=== PROBLEM TO WORK ON ===
Reproduce the listing below without changes, except that pictures are left out.

* begin DATASET CONTENT *

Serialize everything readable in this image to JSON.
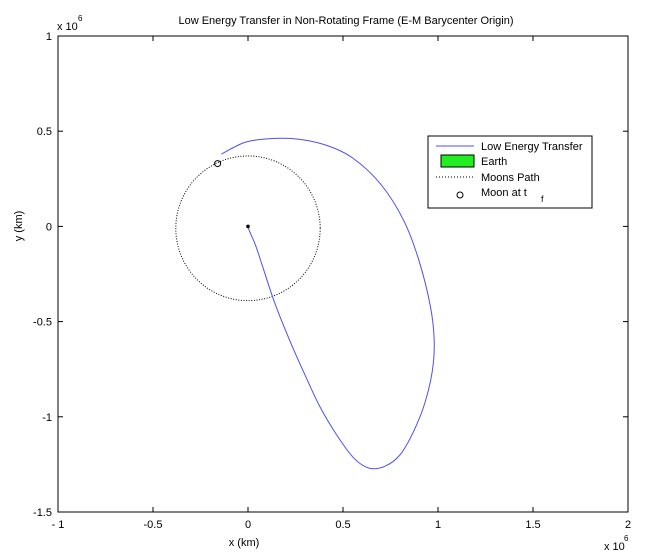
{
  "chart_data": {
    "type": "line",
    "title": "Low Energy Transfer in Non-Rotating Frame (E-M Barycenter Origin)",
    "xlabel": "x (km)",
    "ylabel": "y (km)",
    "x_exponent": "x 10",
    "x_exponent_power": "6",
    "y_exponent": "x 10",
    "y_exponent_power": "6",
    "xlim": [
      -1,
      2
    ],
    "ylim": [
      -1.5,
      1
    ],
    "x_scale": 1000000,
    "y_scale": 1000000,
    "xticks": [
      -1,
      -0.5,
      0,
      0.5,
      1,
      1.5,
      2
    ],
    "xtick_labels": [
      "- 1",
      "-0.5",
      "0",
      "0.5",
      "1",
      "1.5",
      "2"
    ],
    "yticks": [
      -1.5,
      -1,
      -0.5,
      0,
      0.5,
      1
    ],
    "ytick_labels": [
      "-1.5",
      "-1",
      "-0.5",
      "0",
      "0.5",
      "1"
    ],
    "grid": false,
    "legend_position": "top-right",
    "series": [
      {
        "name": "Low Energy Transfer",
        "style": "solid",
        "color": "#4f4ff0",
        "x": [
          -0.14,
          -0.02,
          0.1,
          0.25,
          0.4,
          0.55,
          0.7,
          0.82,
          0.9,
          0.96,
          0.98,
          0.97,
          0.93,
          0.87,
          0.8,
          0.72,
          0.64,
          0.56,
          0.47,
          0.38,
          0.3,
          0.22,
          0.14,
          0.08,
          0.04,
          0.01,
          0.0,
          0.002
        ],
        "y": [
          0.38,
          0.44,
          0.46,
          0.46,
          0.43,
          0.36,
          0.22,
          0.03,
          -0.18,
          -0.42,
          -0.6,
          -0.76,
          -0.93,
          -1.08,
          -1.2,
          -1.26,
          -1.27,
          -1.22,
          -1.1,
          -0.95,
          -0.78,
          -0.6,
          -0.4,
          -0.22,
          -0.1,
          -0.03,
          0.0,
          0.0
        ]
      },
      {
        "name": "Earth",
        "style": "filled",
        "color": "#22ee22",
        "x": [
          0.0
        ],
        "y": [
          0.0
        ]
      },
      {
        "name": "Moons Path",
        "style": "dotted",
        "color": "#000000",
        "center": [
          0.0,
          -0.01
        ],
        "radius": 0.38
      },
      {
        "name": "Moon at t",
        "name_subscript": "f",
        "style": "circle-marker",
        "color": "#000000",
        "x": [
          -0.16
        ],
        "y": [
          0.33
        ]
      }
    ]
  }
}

* end DATASET CONTENT *

=== TASK OUTPUT ===
Serialize everything readable in this image to JSON.
{
  "chart_data": {
    "type": "line",
    "title": "Low Energy Transfer in Non-Rotating Frame (E-M Barycenter Origin)",
    "xlabel": "x (km)",
    "ylabel": "y (km)",
    "x_exponent": "x 10",
    "x_exponent_power": "6",
    "y_exponent": "x 10",
    "y_exponent_power": "6",
    "xlim": [
      -1,
      2
    ],
    "ylim": [
      -1.5,
      1
    ],
    "x_scale": 1000000,
    "y_scale": 1000000,
    "xticks": [
      -1,
      -0.5,
      0,
      0.5,
      1,
      1.5,
      2
    ],
    "xtick_labels": [
      "- 1",
      "-0.5",
      "0",
      "0.5",
      "1",
      "1.5",
      "2"
    ],
    "yticks": [
      -1.5,
      -1,
      -0.5,
      0,
      0.5,
      1
    ],
    "ytick_labels": [
      "-1.5",
      "-1",
      "-0.5",
      "0",
      "0.5",
      "1"
    ],
    "grid": false,
    "legend_position": "top-right",
    "series": [
      {
        "name": "Low Energy Transfer",
        "style": "solid",
        "color": "#4f4ff0",
        "x": [
          -0.14,
          -0.02,
          0.1,
          0.25,
          0.4,
          0.55,
          0.7,
          0.82,
          0.9,
          0.96,
          0.98,
          0.97,
          0.93,
          0.87,
          0.8,
          0.72,
          0.64,
          0.56,
          0.47,
          0.38,
          0.3,
          0.22,
          0.14,
          0.08,
          0.04,
          0.01,
          0.0,
          0.002
        ],
        "y": [
          0.38,
          0.44,
          0.46,
          0.46,
          0.43,
          0.36,
          0.22,
          0.03,
          -0.18,
          -0.42,
          -0.6,
          -0.76,
          -0.93,
          -1.08,
          -1.2,
          -1.26,
          -1.27,
          -1.22,
          -1.1,
          -0.95,
          -0.78,
          -0.6,
          -0.4,
          -0.22,
          -0.1,
          -0.03,
          0.0,
          0.0
        ]
      },
      {
        "name": "Earth",
        "style": "filled",
        "color": "#22ee22",
        "x": [
          0.0
        ],
        "y": [
          0.0
        ]
      },
      {
        "name": "Moons Path",
        "style": "dotted",
        "color": "#000000",
        "center": [
          0.0,
          -0.01
        ],
        "radius": 0.38
      },
      {
        "name": "Moon at t",
        "name_subscript": "f",
        "style": "circle-marker",
        "color": "#000000",
        "x": [
          -0.16
        ],
        "y": [
          0.33
        ]
      }
    ]
  }
}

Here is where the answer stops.